Written task A
In the Cloudera Data Warehouse release notes, which parameter sets the scan-size threshold that triggers query isolation?

Selected text
--------------------------------

June 26, 2020

This release of the Cloudera Data Warehouse service on CDP Public Cloud introduces the following new features and improvements:

Query isolation for scan-heavy, data-intensive queries in Hive LLAP Virtual Warehouses

Hive Virtual Warehouses base auto-scaling on the total scan size of the query. HiveServer, which receives all incoming queries, has a query planner component. When the HiveServer query planner receives queries, it examines the total scan size of each query. That is, it looks at the number of bytes read from the file system required to run the query. If the Query Isolation feature has been enabled for a Virtual Warehouse and a query scans more data than the threshold set in the hive.query.isolation.scan.size.threshold parameter, the planner runs the query in isolation. This means that an isolated standalone executor group is spawned to run the data-intensive query. For more details, see Hive query isolation for scan-heavy, data-intensive queries.

Overlay network support for AWS environments

An overlay network is a software-defined layer of network abstraction that is used to run multiple separate, discrete virtualized network layers over the AWS VPC network. In the case of the CDW service, a custom CNI (Container Network Interface) plugin is used to enable the overlay network. It creates two network spaces:

  • A node network space, which derives per-node IP addresses from the VPC.
  • A Kubernetes pod network space, which derives per-pod IP addresses from the CNI plugin's own network space.

--------------------------------

Data supplied

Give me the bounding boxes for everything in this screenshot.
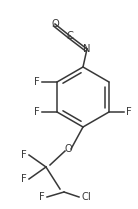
Text: N: N	[83, 44, 91, 54]
Text: F: F	[21, 150, 27, 160]
Text: F: F	[126, 107, 132, 117]
Text: O: O	[64, 144, 72, 154]
Text: F: F	[34, 107, 40, 117]
Text: F: F	[39, 192, 45, 202]
Text: O: O	[51, 19, 59, 29]
Text: F: F	[21, 174, 27, 184]
Text: Cl: Cl	[81, 192, 91, 202]
Text: C: C	[67, 31, 73, 41]
Text: F: F	[34, 77, 40, 87]
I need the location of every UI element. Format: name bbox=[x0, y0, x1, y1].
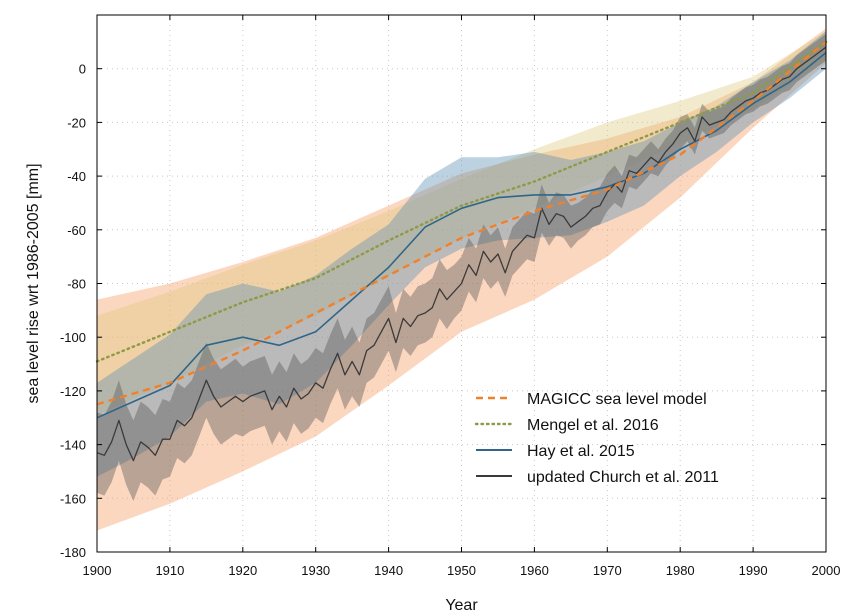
legend-label-1: Mengel et al. 2016 bbox=[527, 417, 659, 434]
line-series-0 bbox=[96, 40, 827, 406]
band-series-0 bbox=[97, 28, 826, 531]
y-tick-label-3: -120 bbox=[60, 384, 86, 399]
series-lines bbox=[95, 40, 828, 462]
x-tick-label-9: 1990 bbox=[739, 563, 768, 578]
band-series-3 bbox=[97, 33, 826, 502]
y-tick-label-8: -20 bbox=[67, 115, 86, 130]
x-tick-label-0: 1900 bbox=[83, 563, 112, 578]
legend-label-3: updated Church et al. 2011 bbox=[527, 469, 719, 486]
y-tick-label-6: -60 bbox=[67, 223, 86, 238]
line-series-3 bbox=[96, 46, 827, 462]
legend-label-2: Hay et al. 2015 bbox=[527, 443, 635, 460]
x-tick-label-10: 2000 bbox=[812, 563, 841, 578]
x-tick-label-4: 1940 bbox=[374, 563, 403, 578]
y-axis-ticks: -180 -160 -140 -120 -100 -80 -60 -40 -20 0 bbox=[60, 62, 826, 560]
x-axis-title: Year bbox=[445, 597, 478, 614]
x-tick-label-5: 1950 bbox=[447, 563, 476, 578]
y-tick-label-1: -160 bbox=[60, 491, 86, 506]
band-series-1 bbox=[97, 31, 826, 416]
x-tick-label-2: 1920 bbox=[228, 563, 257, 578]
legend: MAGICC sea level model Mengel et al. 2016… bbox=[474, 391, 719, 486]
y-tick-label-2: -140 bbox=[60, 438, 86, 453]
x-tick-label-8: 1980 bbox=[666, 563, 695, 578]
line-series-1 bbox=[95, 40, 828, 363]
x-tick-label-6: 1960 bbox=[520, 563, 549, 578]
x-tick-label-7: 1970 bbox=[593, 563, 622, 578]
y-tick-label-4: -100 bbox=[60, 330, 86, 345]
y-tick-label-7: -40 bbox=[67, 169, 86, 184]
legend-label-0: MAGICC sea level model bbox=[527, 391, 707, 408]
x-tick-label-3: 1930 bbox=[301, 563, 330, 578]
y-tick-label-5: -80 bbox=[67, 277, 86, 292]
y-tick-label-0: -180 bbox=[60, 545, 86, 560]
band-series-2 bbox=[97, 31, 826, 477]
y-axis-title: sea level rise wrt 1986-2005 [mm] bbox=[25, 163, 42, 403]
x-axis-ticks: 1900 1910 1920 1930 1940 1950 1960 1970 1980 1990… bbox=[83, 15, 841, 578]
x-tick-label-1: 1910 bbox=[155, 563, 184, 578]
y-tick-label-9: 0 bbox=[79, 62, 86, 77]
uncertainty-bands bbox=[97, 28, 826, 531]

--------------------------------

Written task B
Render the lines of the rows as a Markdown table with columns Nr and Line, starting at the line that contains "44, 91, 54]" and ending at the line that contains "I need the location", both included. Number each line and skip blank lines.

Full output A
hive.query.isolation.scan.size.threshold

Full output B
| Nr | Line |
|---|---|
| 1 | Text: N: N	[83, 44, 91, 54] |
| 2 | Text: F: F	[21, 150, 27, 160] |
| 3 | Text: F: F	[126, 107, 132, 117] |
| 4 | Text: O: O	[64, 144, 72, 154] |
| 5 | Text: F: F	[34, 107, 40, 117] |
| 6 | Text: F: F	[39, 192, 45, 202] |
| 7 | Text: O: O	[51, 19, 59, 29] |
| 8 | Text: F: F	[21, 174, 27, 184] |
| 9 | Text: Cl: Cl	[81, 192, 91, 202] |
| 10 | Text: C: C	[67, 31, 73, 41] |
| 11 | Text: F: F	[34, 77, 40, 87] |
| 12 | I need the location of every UI element. Format: name bbox=[x0, y0, x1, y1]. |